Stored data
-*-*-
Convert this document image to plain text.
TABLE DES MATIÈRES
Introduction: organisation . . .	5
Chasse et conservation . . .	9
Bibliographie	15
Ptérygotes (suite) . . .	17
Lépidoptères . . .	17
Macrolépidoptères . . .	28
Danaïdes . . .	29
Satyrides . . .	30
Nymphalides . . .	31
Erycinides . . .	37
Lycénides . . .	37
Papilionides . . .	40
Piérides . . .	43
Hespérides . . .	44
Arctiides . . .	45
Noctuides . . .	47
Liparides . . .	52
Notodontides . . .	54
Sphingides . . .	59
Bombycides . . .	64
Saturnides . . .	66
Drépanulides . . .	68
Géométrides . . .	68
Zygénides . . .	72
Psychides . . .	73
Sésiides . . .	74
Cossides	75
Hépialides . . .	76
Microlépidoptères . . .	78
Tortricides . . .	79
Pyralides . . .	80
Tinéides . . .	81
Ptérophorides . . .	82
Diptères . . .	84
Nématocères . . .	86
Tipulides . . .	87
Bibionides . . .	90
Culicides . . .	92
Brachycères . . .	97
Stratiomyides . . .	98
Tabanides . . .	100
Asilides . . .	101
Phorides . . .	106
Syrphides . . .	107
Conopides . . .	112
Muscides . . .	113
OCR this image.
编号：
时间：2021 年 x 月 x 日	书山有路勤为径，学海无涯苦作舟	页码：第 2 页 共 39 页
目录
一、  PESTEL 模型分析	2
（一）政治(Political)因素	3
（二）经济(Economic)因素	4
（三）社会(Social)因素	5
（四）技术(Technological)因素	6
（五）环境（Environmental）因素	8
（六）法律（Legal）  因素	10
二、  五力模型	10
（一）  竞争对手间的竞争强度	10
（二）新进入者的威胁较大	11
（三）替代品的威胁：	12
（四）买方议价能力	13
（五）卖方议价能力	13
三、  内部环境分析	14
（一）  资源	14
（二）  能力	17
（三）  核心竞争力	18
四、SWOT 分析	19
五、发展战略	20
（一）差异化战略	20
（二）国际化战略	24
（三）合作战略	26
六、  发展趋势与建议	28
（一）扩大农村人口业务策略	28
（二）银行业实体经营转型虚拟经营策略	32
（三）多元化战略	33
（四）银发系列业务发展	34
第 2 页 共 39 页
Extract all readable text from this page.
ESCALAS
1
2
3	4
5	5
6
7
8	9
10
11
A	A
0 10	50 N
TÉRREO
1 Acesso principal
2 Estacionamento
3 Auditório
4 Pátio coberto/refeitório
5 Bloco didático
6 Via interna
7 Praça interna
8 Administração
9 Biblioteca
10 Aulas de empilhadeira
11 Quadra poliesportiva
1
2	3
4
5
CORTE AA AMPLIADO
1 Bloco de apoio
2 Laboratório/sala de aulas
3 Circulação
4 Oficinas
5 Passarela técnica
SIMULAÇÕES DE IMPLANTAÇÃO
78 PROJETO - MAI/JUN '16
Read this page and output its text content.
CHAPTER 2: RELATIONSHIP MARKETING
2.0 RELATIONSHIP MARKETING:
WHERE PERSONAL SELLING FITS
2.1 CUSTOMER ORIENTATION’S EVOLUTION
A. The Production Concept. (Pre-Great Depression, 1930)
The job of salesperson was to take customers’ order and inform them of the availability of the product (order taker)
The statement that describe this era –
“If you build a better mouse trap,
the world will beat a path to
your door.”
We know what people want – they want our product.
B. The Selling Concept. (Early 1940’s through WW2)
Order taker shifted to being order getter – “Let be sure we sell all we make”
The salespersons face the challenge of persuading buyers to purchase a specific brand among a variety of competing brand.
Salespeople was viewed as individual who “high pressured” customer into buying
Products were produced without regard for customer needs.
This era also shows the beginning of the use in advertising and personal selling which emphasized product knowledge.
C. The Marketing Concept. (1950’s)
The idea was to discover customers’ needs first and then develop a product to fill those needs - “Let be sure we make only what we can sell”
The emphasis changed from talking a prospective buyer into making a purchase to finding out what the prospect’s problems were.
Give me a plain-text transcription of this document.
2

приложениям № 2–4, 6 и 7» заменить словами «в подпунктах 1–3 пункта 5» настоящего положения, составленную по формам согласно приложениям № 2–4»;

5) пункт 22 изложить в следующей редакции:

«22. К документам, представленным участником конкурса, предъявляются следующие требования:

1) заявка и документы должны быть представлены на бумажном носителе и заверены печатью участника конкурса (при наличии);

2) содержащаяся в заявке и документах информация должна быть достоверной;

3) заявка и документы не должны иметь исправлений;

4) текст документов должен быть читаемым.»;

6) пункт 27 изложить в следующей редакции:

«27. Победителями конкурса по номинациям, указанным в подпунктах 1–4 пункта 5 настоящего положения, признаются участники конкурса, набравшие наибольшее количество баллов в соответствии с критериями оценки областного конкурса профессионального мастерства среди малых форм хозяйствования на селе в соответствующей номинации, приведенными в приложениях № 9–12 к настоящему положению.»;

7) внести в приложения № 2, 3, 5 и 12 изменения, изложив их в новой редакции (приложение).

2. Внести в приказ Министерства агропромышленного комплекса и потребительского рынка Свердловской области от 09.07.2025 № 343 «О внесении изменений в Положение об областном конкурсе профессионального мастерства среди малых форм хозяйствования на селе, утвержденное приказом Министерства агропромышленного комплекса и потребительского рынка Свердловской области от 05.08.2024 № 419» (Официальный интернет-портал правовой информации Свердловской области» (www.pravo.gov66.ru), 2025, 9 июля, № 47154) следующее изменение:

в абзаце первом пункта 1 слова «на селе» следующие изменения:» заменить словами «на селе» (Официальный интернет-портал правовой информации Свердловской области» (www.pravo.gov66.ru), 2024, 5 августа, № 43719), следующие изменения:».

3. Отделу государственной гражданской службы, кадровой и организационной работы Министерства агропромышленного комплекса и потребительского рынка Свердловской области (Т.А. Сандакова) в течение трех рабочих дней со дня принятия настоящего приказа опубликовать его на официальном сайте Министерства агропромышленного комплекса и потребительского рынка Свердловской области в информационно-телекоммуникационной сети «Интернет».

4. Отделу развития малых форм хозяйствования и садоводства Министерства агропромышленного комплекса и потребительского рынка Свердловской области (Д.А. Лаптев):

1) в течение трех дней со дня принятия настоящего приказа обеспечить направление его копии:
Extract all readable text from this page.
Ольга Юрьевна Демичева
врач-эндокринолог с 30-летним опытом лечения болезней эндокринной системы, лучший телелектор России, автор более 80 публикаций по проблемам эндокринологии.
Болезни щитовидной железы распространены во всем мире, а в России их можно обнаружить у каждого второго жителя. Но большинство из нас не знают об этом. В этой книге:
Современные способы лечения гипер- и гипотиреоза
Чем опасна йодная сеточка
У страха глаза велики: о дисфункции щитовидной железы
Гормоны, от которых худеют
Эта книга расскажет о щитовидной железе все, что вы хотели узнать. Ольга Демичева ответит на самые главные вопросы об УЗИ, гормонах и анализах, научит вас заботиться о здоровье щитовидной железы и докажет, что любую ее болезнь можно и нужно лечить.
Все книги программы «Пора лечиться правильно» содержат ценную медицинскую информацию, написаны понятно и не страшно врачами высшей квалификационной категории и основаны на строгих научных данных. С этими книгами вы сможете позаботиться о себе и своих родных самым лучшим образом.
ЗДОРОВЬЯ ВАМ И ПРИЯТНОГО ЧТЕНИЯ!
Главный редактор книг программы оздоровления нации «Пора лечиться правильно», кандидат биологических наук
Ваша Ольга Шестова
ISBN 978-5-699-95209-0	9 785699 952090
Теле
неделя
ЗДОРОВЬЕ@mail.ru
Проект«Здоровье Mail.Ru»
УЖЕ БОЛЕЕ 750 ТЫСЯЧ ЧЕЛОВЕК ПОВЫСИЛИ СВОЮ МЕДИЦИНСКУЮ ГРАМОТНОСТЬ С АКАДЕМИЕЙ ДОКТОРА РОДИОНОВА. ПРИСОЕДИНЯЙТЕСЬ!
-*-*-
Print every line of the records exactly. Omit nothing.

Convert this document image to plain text.
TABLE DES MATIÈRES
Introduction: organisation . . .	5
Chasse et conservation . . .	9
Bibliographie	15
Ptérygotes (suite) . . .	17
Lépidoptères . . .	17
Macrolépidoptères . . .	28
Danaïdes . . .	29
Satyrides . . .	30
Nymphalides . . .	31
Erycinides . . .	37
Lycénides . . .	37
Papilionides . . .	40
Piérides . . .	43
Hespérides . . .	44
Arctiides . . .	45
Noctuides . . .	47
Liparides . . .	52
Notodontides . . .	54
Sphingides . . .	59
Bombycides . . .	64
Saturnides . . .	66
Drépanulides . . .	68
Géométrides . . .	68
Zygénides . . .	72
Psychides . . .	73
Sésiides . . .	74
Cossides	75
Hépialides . . .	76
Microlépidoptères . . .	78
Tortricides . . .	79
Pyralides . . .	80
Tinéides . . .	81
Ptérophorides . . .	82
Diptères . . .	84
Nématocères . . .	86
Tipulides . . .	87
Bibionides . . .	90
Culicides . . .	92
Brachycères . . .	97
Stratiomyides . . .	98
Tabanides . . .	100
Asilides . . .	101
Phorides . . .	106
Syrphides . . .	107
Conopides . . .	112
Muscides . . .	113
OCR this image.
编号：
时间：2021 年 x 月 x 日	书山有路勤为径，学海无涯苦作舟	页码：第 2 页 共 39 页
目录
一、  PESTEL 模型分析	2
（一）政治(Political)因素	3
（二）经济(Economic)因素	4
（三）社会(Social)因素	5
（四）技术(Technological)因素	6
（五）环境（Environmental）因素	8
（六）法律（Legal）  因素	10
二、  五力模型	10
（一）  竞争对手间的竞争强度	10
（二）新进入者的威胁较大	11
（三）替代品的威胁：	12
（四）买方议价能力	13
（五）卖方议价能力	13
三、  内部环境分析	14
（一）  资源	14
（二）  能力	17
（三）  核心竞争力	18
四、SWOT 分析	19
五、发展战略	20
（一）差异化战略	20
（二）国际化战略	24
（三）合作战略	26
六、  发展趋势与建议	28
（一）扩大农村人口业务策略	28
（二）银行业实体经营转型虚拟经营策略	32
（三）多元化战略	33
（四）银发系列业务发展	34
第 2 页 共 39 页
Extract all readable text from this page.
ESCALAS
1
2
3	4
5	5
6
7
8	9
10
11
A	A
0 10	50 N
TÉRREO
1 Acesso principal
2 Estacionamento
3 Auditório
4 Pátio coberto/refeitório
5 Bloco didático
6 Via interna
7 Praça interna
8 Administração
9 Biblioteca
10 Aulas de empilhadeira
11 Quadra poliesportiva
1
2	3
4
5
CORTE AA AMPLIADO
1 Bloco de apoio
2 Laboratório/sala de aulas
3 Circulação
4 Oficinas
5 Passarela técnica
SIMULAÇÕES DE IMPLANTAÇÃO
78 PROJETO - MAI/JUN '16
Read this page and output its text content.
CHAPTER 2: RELATIONSHIP MARKETING
2.0 RELATIONSHIP MARKETING:
WHERE PERSONAL SELLING FITS
2.1 CUSTOMER ORIENTATION’S EVOLUTION
A. The Production Concept. (Pre-Great Depression, 1930)
The job of salesperson was to take customers’ order and inform them of the availability of the product (order taker)
The statement that describe this era –
“If you build a better mouse trap,
the world will beat a path to
your door.”
We know what people want – they want our product.
B. The Selling Concept. (Early 1940’s through WW2)
Order taker shifted to being order getter – “Let be sure we sell all we make”
The salespersons face the challenge of persuading buyers to purchase a specific brand among a variety of competing brand.
Salespeople was viewed as individual who “high pressured” customer into buying
Products were produced without regard for customer needs.
This era also shows the beginning of the use in advertising and personal selling which emphasized product knowledge.
C. The Marketing Concept. (1950’s)
The idea was to discover customers’ needs first and then develop a product to fill those needs - “Let be sure we make only what we can sell”
The emphasis changed from talking a prospective buyer into making a purchase to finding out what the prospect’s problems were.
Give me a plain-text transcription of this document.
2

приложениям № 2–4, 6 и 7» заменить словами «в подпунктах 1–3 пункта 5» настоящего положения, составленную по формам согласно приложениям № 2–4»;

5) пункт 22 изложить в следующей редакции:

«22. К документам, представленным участником конкурса, предъявляются следующие требования:

1) заявка и документы должны быть представлены на бумажном носителе и заверены печатью участника конкурса (при наличии);

2) содержащаяся в заявке и документах информация должна быть достоверной;

3) заявка и документы не должны иметь исправлений;

4) текст документов должен быть читаемым.»;

6) пункт 27 изложить в следующей редакции:

«27. Победителями конкурса по номинациям, указанным в подпунктах 1–4 пункта 5 настоящего положения, признаются участники конкурса, набравшие наибольшее количество баллов в соответствии с критериями оценки областного конкурса профессионального мастерства среди малых форм хозяйствования на селе в соответствующей номинации, приведенными в приложениях № 9–12 к настоящему положению.»;

7) внести в приложения № 2, 3, 5 и 12 изменения, изложив их в новой редакции (приложение).

2. Внести в приказ Министерства агропромышленного комплекса и потребительского рынка Свердловской области от 09.07.2025 № 343 «О внесении изменений в Положение об областном конкурсе профессионального мастерства среди малых форм хозяйствования на селе, утвержденное приказом Министерства агропромышленного комплекса и потребительского рынка Свердловской области от 05.08.2024 № 419» (Официальный интернет-портал правовой информации Свердловской области» (www.pravo.gov66.ru), 2025, 9 июля, № 47154) следующее изменение:

в абзаце первом пункта 1 слова «на селе» следующие изменения:» заменить словами «на селе» (Официальный интернет-портал правовой информации Свердловской области» (www.pravo.gov66.ru), 2024, 5 августа, № 43719), следующие изменения:».

3. Отделу государственной гражданской службы, кадровой и организационной работы Министерства агропромышленного комплекса и потребительского рынка Свердловской области (Т.А. Сандакова) в течение трех рабочих дней со дня принятия настоящего приказа опубликовать его на официальном сайте Министерства агропромышленного комплекса и потребительского рынка Свердловской области в информационно-телекоммуникационной сети «Интернет».

4. Отделу развития малых форм хозяйствования и садоводства Министерства агропромышленного комплекса и потребительского рынка Свердловской области (Д.А. Лаптев):

1) в течение трех дней со дня принятия настоящего приказа обеспечить направление его копии:
Extract all readable text from this page.
Ольга Юрьевна Демичева
врач-эндокринолог с 30-летним опытом лечения болезней эндокринной системы, лучший телелектор России, автор более 80 публикаций по проблемам эндокринологии.
Болезни щитовидной железы распространены во всем мире, а в России их можно обнаружить у каждого второго жителя. Но большинство из нас не знают об этом. В этой книге:
Современные способы лечения гипер- и гипотиреоза
Чем опасна йодная сеточка
У страха глаза велики: о дисфункции щитовидной железы
Гормоны, от которых худеют
Эта книга расскажет о щитовидной железе все, что вы хотели узнать. Ольга Демичева ответит на самые главные вопросы об УЗИ, гормонах и анализах, научит вас заботиться о здоровье щитовидной железы и докажет, что любую ее болезнь можно и нужно лечить.
Все книги программы «Пора лечиться правильно» содержат ценную медицинскую информацию, написаны понятно и не страшно врачами высшей квалификационной категории и основаны на строгих научных данных. С этими книгами вы сможете позаботиться о себе и своих родных самым лучшим образом.
ЗДОРОВЬЯ ВАМ И ПРИЯТНОГО ЧТЕНИЯ!
Главный редактор книг программы оздоровления нации «Пора лечиться правильно», кандидат биологических наук
Ваша Ольга Шестова
ISBN 978-5-699-95209-0	9 785699 952090
Теле
неделя
ЗДОРОВЬЕ@mail.ru
Проект«Здоровье Mail.Ru»
УЖЕ БОЛЕЕ 750 ТЫСЯЧ ЧЕЛОВЕК ПОВЫСИЛИ СВОЮ МЕДИЦИНСКУЮ ГРАМОТНОСТЬ С АКАДЕМИЕЙ ДОКТОРА РОДИОНОВА. ПРИСОЕДИНЯЙТЕСЬ!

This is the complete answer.